## Stated exercise
Every line with the string "Date" should be gathered.

## Given records
^^^^^^^^

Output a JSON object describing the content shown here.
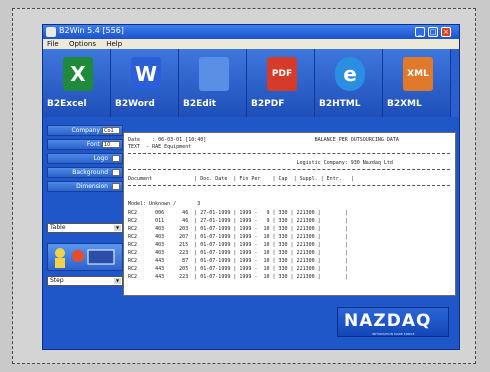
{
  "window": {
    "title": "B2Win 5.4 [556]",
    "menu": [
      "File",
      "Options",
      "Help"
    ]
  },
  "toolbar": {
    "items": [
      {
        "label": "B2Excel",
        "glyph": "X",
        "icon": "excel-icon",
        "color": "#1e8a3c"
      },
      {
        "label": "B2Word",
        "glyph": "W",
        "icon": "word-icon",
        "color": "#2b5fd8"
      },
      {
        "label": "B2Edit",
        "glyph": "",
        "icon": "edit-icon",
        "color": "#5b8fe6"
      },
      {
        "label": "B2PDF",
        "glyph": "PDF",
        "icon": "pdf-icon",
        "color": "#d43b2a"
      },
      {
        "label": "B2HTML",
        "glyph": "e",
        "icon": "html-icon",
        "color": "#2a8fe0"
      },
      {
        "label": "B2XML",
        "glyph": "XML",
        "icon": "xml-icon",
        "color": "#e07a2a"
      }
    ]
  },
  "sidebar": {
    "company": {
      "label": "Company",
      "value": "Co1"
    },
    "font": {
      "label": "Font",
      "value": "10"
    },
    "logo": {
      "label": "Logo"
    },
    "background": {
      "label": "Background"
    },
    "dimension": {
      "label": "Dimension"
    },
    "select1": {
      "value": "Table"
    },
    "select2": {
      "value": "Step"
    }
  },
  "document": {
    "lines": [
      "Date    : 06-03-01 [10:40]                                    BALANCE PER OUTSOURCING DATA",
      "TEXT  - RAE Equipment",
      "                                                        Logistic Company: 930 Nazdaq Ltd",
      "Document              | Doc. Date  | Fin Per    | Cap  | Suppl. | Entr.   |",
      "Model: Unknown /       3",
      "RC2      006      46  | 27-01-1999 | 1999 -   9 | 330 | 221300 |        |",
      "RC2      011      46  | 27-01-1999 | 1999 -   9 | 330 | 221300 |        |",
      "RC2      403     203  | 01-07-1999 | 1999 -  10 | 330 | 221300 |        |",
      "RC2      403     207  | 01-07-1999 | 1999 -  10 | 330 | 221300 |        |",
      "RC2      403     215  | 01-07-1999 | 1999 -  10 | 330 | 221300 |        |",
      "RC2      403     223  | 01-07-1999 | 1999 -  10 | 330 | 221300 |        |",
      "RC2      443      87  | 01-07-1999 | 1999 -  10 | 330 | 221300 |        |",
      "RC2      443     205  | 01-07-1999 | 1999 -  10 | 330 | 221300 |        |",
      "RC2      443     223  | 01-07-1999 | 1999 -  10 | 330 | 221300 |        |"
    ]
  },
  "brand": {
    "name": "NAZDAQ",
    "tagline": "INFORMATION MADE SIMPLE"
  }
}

^^^^^^^^

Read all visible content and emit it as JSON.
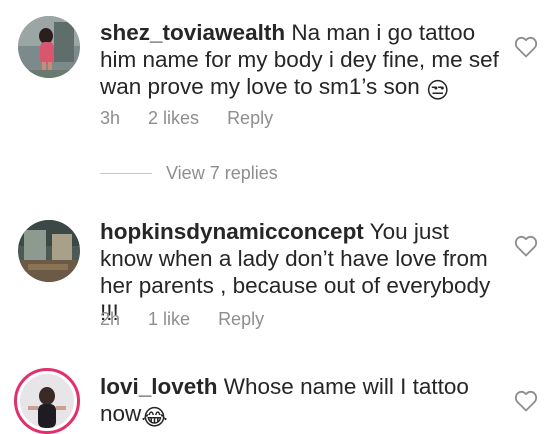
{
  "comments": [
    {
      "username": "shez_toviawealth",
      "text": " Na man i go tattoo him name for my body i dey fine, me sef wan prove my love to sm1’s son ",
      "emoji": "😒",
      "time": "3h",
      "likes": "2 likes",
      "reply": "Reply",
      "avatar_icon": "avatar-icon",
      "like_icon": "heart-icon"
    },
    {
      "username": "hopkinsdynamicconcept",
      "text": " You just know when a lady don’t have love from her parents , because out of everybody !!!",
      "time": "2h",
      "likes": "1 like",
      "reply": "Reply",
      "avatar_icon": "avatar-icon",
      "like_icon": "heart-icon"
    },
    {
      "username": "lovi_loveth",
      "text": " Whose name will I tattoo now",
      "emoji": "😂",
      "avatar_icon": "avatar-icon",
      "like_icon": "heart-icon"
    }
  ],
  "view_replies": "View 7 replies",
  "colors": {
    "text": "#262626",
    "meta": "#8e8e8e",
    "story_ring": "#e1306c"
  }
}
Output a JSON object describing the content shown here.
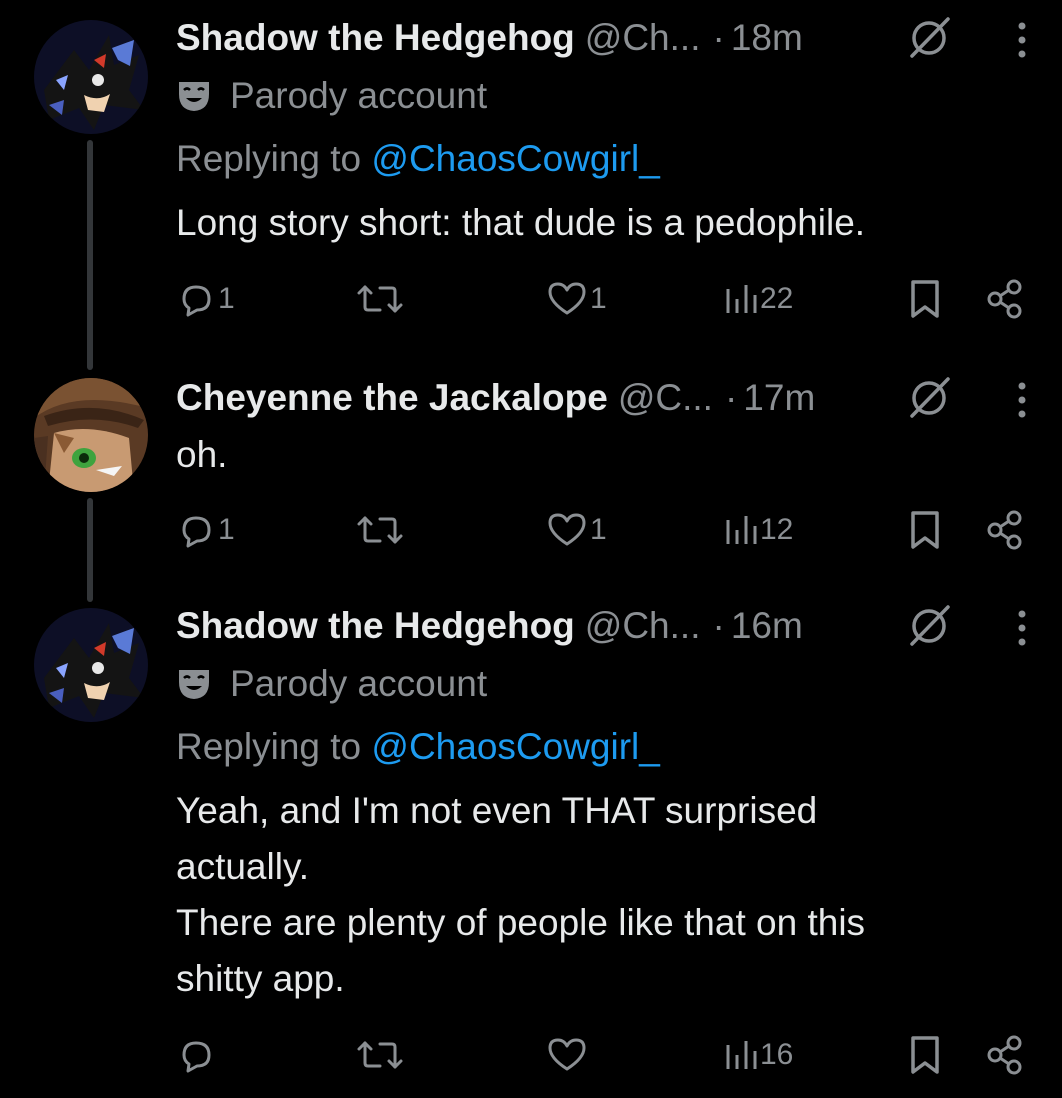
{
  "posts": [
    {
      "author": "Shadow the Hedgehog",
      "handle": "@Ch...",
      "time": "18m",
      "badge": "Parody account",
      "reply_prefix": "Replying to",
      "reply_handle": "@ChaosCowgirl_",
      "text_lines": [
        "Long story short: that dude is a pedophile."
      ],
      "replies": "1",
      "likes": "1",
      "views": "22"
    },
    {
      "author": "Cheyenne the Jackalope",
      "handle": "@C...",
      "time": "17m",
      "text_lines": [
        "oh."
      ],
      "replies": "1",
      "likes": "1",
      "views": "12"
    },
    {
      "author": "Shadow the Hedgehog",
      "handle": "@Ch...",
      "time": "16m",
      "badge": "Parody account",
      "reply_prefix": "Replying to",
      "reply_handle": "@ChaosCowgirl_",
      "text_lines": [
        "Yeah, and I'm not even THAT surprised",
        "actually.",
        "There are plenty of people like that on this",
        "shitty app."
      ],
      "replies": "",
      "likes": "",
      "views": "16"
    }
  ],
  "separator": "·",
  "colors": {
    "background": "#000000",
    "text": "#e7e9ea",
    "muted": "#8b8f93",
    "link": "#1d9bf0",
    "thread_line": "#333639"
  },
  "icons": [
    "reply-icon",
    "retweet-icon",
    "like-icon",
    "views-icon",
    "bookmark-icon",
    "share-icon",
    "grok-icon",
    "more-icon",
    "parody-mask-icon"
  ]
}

^^^^^^^^

## Result of the exercise
      "Date    : 06-03-01 [10:40]                                    BALANCE PER OUTSOURCING DATA",
      "Document              | Doc. Date  | Fin Per    | Cap  | Suppl. | Entr.   |",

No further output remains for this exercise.